(Dataset rows)
+-------+
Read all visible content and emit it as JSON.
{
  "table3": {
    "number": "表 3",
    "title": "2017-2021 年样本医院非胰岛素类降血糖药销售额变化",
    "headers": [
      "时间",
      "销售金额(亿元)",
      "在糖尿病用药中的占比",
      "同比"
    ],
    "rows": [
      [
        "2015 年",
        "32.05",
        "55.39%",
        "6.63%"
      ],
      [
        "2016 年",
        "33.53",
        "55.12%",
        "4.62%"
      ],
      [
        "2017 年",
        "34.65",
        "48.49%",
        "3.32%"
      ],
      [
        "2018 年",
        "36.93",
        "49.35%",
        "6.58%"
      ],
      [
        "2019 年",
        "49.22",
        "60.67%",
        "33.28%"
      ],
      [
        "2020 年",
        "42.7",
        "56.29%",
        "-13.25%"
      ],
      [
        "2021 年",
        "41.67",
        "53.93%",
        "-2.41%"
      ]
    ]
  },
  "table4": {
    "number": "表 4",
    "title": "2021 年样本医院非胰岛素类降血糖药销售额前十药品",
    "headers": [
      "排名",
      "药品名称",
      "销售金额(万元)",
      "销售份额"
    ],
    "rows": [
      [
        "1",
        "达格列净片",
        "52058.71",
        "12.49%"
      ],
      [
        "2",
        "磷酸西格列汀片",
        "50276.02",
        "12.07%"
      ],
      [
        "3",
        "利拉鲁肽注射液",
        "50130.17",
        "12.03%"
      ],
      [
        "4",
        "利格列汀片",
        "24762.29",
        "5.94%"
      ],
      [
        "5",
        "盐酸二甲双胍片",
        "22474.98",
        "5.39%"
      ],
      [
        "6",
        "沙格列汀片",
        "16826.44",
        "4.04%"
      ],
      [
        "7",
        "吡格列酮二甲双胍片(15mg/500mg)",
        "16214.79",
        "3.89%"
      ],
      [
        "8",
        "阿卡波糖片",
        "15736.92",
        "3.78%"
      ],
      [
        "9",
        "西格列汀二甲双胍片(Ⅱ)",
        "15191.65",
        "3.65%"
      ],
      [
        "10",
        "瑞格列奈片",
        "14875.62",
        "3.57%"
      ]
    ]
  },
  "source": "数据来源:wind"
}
+-------+
** Requirements **
Report the number of lines of the listing above that hold the string "title", with no other text.

** Exercise output **
2